* **Job**:
Copy every line of the material below word for word.

Dataset records
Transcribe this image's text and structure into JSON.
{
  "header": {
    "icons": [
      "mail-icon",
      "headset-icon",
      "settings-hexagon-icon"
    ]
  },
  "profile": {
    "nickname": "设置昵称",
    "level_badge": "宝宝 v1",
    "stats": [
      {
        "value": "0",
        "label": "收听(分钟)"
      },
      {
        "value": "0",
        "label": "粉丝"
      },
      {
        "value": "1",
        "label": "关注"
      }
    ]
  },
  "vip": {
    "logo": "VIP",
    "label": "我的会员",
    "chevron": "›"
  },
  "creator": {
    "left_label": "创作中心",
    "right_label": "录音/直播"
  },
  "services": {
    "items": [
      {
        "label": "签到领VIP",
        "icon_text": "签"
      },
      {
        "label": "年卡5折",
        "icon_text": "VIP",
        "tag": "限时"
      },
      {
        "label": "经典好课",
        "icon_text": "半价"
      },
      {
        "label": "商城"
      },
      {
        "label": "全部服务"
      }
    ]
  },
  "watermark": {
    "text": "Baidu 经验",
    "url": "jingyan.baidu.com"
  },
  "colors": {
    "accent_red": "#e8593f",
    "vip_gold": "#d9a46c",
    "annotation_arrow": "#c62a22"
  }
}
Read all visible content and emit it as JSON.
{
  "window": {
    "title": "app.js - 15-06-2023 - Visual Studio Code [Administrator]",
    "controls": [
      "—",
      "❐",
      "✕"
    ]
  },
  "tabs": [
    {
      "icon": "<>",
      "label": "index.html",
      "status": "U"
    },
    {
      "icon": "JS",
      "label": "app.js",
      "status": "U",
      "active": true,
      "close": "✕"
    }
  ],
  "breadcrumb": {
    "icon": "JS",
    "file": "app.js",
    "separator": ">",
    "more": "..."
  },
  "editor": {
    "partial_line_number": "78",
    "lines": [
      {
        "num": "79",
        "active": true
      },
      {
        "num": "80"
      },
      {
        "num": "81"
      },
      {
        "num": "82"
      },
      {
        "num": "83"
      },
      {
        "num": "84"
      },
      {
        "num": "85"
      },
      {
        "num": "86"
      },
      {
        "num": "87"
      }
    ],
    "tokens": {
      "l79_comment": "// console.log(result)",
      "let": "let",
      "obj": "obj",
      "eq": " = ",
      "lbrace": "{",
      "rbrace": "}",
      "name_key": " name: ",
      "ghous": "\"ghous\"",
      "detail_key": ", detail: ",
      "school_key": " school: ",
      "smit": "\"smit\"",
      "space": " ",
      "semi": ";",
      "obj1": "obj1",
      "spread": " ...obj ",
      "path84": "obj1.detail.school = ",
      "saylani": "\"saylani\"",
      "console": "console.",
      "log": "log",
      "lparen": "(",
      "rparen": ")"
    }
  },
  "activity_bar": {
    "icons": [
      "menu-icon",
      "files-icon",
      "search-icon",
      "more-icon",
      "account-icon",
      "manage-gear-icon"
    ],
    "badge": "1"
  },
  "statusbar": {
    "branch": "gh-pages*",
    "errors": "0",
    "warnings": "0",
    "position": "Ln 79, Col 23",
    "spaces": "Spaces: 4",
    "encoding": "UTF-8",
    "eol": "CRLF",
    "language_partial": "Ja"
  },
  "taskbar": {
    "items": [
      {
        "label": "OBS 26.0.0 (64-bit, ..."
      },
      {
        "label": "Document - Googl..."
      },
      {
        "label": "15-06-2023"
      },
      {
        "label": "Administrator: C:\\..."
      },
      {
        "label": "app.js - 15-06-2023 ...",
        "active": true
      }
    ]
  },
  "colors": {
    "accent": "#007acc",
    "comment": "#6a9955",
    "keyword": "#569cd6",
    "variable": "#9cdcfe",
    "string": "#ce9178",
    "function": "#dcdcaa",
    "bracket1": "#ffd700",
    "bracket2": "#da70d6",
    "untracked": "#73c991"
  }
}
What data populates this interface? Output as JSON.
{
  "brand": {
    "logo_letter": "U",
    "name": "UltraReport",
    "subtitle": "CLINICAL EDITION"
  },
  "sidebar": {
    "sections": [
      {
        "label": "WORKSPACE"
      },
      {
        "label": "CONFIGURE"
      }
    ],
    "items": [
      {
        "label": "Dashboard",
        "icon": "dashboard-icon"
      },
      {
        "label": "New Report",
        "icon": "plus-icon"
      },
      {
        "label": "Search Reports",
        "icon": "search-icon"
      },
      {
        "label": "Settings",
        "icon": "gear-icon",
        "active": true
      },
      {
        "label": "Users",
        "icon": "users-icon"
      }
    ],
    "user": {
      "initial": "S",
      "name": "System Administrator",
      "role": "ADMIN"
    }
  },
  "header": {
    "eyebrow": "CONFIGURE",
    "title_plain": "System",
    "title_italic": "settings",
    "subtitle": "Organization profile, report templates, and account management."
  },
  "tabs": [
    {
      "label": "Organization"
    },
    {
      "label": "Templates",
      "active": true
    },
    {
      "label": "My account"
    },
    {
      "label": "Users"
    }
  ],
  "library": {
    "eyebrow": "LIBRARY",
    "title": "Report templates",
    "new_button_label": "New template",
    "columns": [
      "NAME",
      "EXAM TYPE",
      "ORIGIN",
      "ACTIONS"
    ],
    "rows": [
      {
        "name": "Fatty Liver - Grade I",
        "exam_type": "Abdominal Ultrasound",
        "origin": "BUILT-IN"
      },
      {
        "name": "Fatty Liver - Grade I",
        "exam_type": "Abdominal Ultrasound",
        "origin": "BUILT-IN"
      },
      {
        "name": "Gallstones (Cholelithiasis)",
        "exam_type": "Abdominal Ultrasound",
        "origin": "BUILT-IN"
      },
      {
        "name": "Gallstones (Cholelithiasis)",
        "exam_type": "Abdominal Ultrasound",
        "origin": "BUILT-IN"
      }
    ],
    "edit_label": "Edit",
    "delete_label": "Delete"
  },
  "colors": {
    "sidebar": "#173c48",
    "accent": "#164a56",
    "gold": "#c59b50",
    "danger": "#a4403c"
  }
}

* **Output of the task**:
Transcribe this image's text and structure into JSON.
{
  "header": {
    "icons": [
      "mail-icon",
      "headset-icon",
      "settings-hexagon-icon"
    ]
  },
  "profile": {
    "nickname": "设置昵称",
    "level_badge": "宝宝 v1",
    "stats": [
      {
        "value": "0",
        "label": "收听(分钟)"
      },
      {
        "value": "0",
        "label": "粉丝"
      },
      {
        "value": "1",
        "label": "关注"
      }
    ]
  },
  "vip": {
    "logo": "VIP",
    "label": "我的会员",
    "chevron": "›"
  },
  "creator": {
    "left_label": "创作中心",
    "right_label": "录音/直播"
  },
  "services": {
    "items": [
      {
        "label": "签到领VIP",
        "icon_text": "签"
      },
      {
        "label": "年卡5折",
        "icon_text": "VIP",
        "tag": "限时"
      },
      {
        "label": "经典好课",
        "icon_text": "半价"
      },
      {
        "label": "商城"
      },
      {
        "label": "全部服务"
      }
    ]
  },
  "watermark": {
    "text": "Baidu 经验",
    "url": "jingyan.baidu.com"
  },
  "colors": {
    "accent_red": "#e8593f",
    "vip_gold": "#d9a46c",
    "annotation_arrow": "#c62a22"
  }
}
Read all visible content and emit it as JSON.
{
  "window": {
    "title": "app.js - 15-06-2023 - Visual Studio Code [Administrator]",
    "controls": [
      "—",
      "❐",
      "✕"
    ]
  },
  "tabs": [
    {
      "icon": "<>",
      "label": "index.html",
      "status": "U"
    },
    {
      "icon": "JS",
      "label": "app.js",
      "status": "U",
      "active": true,
      "close": "✕"
    }
  ],
  "breadcrumb": {
    "icon": "JS",
    "file": "app.js",
    "separator": ">",
    "more": "..."
  },
  "editor": {
    "partial_line_number": "78",
    "lines": [
      {
        "num": "79",
        "active": true
      },
      {
        "num": "80"
      },
      {
        "num": "81"
      },
      {
        "num": "82"
      },
      {
        "num": "83"
      },
      {
        "num": "84"
      },
      {
        "num": "85"
      },
      {
        "num": "86"
      },
      {
        "num": "87"
      }
    ],
    "tokens": {
      "l79_comment": "// console.log(result)",
      "let": "let",
      "obj": "obj",
      "eq": " = ",
      "lbrace": "{",
      "rbrace": "}",
      "name_key": " name: ",
      "ghous": "\"ghous\"",
      "detail_key": ", detail: ",
      "school_key": " school: ",
      "smit": "\"smit\"",
      "space": " ",
      "semi": ";",
      "obj1": "obj1",
      "spread": " ...obj ",
      "path84": "obj1.detail.school = ",
      "saylani": "\"saylani\"",
      "console": "console.",
      "log": "log",
      "lparen": "(",
      "rparen": ")"
    }
  },
  "activity_bar": {
    "icons": [
      "menu-icon",
      "files-icon",
      "search-icon",
      "more-icon",
      "account-icon",
      "manage-gear-icon"
    ],
    "badge": "1"
  },
  "statusbar": {
    "branch": "gh-pages*",
    "errors": "0",
    "warnings": "0",
    "position": "Ln 79, Col 23",
    "spaces": "Spaces: 4",
    "encoding": "UTF-8",
    "eol": "CRLF",
    "language_partial": "Ja"
  },
  "taskbar": {
    "items": [
      {
        "label": "OBS 26.0.0 (64-bit, ..."
      },
      {
        "label": "Document - Googl..."
      },
      {
        "label": "15-06-2023"
      },
      {
        "label": "Administrator: C:\\..."
      },
      {
        "label": "app.js - 15-06-2023 ...",
        "active": true
      }
    ]
  },
  "colors": {
    "accent": "#007acc",
    "comment": "#6a9955",
    "keyword": "#569cd6",
    "variable": "#9cdcfe",
    "string": "#ce9178",
    "function": "#dcdcaa",
    "bracket1": "#ffd700",
    "bracket2": "#da70d6",
    "untracked": "#73c991"
  }
}
What data populates this interface? Output as JSON.
{
  "brand": {
    "logo_letter": "U",
    "name": "UltraReport",
    "subtitle": "CLINICAL EDITION"
  },
  "sidebar": {
    "sections": [
      {
        "label": "WORKSPACE"
      },
      {
        "label": "CONFIGURE"
      }
    ],
    "items": [
      {
        "label": "Dashboard",
        "icon": "dashboard-icon"
      },
      {
        "label": "New Report",
        "icon": "plus-icon"
      },
      {
        "label": "Search Reports",
        "icon": "search-icon"
      },
      {
        "label": "Settings",
        "icon": "gear-icon",
        "active": true
      },
      {
        "label": "Users",
        "icon": "users-icon"
      }
    ],
    "user": {
      "initial": "S",
      "name": "System Administrator",
      "role": "ADMIN"
    }
  },
  "header": {
    "eyebrow": "CONFIGURE",
    "title_plain": "System",
    "title_italic": "settings",
    "subtitle": "Organization profile, report templates, and account management."
  },
  "tabs": [
    {
      "label": "Organization"
    },
    {
      "label": "Templates",
      "active": true
    },
    {
      "label": "My account"
    },
    {
      "label": "Users"
    }
  ],
  "library": {
    "eyebrow": "LIBRARY",
    "title": "Report templates",
    "new_button_label": "New template",
    "columns": [
      "NAME",
      "EXAM TYPE",
      "ORIGIN",
      "ACTIONS"
    ],
    "rows": [
      {
        "name": "Fatty Liver - Grade I",
        "exam_type": "Abdominal Ultrasound",
        "origin": "BUILT-IN"
      },
      {
        "name": "Fatty Liver - Grade I",
        "exam_type": "Abdominal Ultrasound",
        "origin": "BUILT-IN"
      },
      {
        "name": "Gallstones (Cholelithiasis)",
        "exam_type": "Abdominal Ultrasound",
        "origin": "BUILT-IN"
      },
      {
        "name": "Gallstones (Cholelithiasis)",
        "exam_type": "Abdominal Ultrasound",
        "origin": "BUILT-IN"
      }
    ],
    "edit_label": "Edit",
    "delete_label": "Delete"
  },
  "colors": {
    "sidebar": "#173c48",
    "accent": "#164a56",
    "gold": "#c59b50",
    "danger": "#a4403c"
  }
}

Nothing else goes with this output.